* _Work to complete_
Locate each line with the string "Sreh" in the listing below and copy it.

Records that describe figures
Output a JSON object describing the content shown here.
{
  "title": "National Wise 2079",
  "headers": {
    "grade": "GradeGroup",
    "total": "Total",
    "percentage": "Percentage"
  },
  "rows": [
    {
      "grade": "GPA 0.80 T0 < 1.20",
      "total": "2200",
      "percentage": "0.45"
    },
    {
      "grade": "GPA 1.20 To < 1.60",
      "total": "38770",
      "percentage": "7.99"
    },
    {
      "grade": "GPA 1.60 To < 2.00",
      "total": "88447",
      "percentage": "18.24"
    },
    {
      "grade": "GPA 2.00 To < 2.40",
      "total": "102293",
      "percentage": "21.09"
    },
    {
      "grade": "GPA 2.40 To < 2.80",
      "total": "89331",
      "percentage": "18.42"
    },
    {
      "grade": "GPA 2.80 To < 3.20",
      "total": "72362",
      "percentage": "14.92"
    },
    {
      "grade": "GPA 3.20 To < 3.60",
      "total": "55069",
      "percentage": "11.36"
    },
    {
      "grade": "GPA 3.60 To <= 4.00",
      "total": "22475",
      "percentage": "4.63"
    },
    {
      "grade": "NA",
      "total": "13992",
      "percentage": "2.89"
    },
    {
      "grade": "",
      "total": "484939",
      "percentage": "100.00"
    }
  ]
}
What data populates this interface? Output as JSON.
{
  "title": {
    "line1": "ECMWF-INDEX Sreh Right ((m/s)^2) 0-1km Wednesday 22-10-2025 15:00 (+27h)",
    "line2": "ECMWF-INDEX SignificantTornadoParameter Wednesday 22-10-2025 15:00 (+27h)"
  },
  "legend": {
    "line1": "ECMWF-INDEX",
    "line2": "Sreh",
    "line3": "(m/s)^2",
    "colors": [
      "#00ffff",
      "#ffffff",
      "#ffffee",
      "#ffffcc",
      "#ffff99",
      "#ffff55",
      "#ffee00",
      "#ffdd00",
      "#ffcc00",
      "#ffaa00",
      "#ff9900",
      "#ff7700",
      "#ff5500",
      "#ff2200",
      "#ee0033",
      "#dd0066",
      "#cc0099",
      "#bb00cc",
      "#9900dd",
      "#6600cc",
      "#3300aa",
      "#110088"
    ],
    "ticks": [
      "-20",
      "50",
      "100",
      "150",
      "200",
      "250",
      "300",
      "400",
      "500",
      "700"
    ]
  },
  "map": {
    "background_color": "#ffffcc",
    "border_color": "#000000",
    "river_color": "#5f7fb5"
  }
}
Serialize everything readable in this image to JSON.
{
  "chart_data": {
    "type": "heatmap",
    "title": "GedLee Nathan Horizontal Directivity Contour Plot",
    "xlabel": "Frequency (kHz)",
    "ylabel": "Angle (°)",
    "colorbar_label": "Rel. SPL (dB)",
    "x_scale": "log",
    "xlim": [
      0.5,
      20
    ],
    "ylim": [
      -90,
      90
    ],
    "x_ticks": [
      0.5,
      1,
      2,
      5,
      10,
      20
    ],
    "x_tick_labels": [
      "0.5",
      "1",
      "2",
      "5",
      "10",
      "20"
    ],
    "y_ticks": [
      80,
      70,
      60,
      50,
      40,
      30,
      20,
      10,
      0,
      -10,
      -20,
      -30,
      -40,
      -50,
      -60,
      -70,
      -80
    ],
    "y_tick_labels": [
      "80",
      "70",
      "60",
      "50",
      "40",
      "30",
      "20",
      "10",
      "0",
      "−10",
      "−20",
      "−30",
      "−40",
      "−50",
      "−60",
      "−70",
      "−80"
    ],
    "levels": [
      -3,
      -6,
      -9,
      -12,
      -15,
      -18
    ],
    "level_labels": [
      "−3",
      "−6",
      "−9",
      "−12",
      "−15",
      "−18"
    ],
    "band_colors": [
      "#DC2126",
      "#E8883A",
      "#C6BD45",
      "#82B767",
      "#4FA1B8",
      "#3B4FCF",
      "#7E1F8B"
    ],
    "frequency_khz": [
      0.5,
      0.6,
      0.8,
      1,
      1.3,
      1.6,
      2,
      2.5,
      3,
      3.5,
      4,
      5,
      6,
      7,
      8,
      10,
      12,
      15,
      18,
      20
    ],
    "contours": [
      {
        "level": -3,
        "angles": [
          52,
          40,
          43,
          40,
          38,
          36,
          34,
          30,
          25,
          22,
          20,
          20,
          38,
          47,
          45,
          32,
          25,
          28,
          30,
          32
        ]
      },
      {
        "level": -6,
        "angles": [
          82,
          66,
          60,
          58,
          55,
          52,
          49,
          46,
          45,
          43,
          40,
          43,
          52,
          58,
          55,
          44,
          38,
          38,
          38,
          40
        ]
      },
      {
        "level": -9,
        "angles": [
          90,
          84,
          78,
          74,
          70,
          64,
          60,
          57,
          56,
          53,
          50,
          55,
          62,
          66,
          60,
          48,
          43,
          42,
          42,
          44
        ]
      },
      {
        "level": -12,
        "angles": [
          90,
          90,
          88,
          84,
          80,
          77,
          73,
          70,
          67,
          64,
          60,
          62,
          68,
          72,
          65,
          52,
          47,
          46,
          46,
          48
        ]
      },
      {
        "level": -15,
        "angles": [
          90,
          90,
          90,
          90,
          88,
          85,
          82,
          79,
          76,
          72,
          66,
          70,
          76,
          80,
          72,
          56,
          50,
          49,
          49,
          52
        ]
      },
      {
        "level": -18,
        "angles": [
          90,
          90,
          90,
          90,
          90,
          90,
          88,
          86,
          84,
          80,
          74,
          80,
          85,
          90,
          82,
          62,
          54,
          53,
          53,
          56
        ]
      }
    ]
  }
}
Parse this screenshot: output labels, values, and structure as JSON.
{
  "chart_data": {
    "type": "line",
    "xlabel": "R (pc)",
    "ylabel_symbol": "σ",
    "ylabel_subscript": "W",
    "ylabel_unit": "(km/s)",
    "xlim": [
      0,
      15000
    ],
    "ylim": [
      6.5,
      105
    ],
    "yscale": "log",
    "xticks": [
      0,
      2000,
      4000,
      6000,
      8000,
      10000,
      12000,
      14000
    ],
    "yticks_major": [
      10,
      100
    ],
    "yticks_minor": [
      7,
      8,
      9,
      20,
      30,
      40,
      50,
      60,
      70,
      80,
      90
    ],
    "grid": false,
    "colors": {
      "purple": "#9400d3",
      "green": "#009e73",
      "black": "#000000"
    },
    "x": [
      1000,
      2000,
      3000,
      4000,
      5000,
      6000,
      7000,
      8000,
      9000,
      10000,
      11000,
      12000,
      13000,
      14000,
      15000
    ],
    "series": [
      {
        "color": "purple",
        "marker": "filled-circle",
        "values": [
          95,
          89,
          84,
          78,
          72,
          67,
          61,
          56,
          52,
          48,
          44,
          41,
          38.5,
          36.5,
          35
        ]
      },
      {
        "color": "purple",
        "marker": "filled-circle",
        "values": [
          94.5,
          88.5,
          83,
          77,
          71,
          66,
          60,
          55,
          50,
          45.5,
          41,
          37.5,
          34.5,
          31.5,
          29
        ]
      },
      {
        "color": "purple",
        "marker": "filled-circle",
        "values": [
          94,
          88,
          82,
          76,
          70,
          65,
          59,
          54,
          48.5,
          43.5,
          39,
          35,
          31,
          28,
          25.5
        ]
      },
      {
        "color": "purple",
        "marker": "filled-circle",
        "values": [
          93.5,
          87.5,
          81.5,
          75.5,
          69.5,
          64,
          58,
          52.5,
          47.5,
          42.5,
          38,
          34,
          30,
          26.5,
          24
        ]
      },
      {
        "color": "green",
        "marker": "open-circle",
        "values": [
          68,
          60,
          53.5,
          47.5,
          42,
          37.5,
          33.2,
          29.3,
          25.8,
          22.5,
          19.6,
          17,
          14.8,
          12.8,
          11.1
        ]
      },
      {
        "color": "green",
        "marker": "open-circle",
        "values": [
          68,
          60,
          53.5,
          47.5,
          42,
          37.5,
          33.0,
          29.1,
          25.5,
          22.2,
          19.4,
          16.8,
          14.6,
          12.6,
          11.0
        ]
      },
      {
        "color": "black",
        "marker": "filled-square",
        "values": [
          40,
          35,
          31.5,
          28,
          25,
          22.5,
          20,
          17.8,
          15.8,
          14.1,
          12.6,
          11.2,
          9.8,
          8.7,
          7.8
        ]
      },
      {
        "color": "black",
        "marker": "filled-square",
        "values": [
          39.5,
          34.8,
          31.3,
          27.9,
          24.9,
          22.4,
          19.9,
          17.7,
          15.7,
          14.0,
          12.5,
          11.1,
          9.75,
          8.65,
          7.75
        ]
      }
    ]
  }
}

* _Exercise output_
    "line1": "ECMWF-INDEX Sreh Right ((m/s)^2) 0-1km Wednesday 22-10-2025 15:00 (+27h)",
    "line2": "Sreh",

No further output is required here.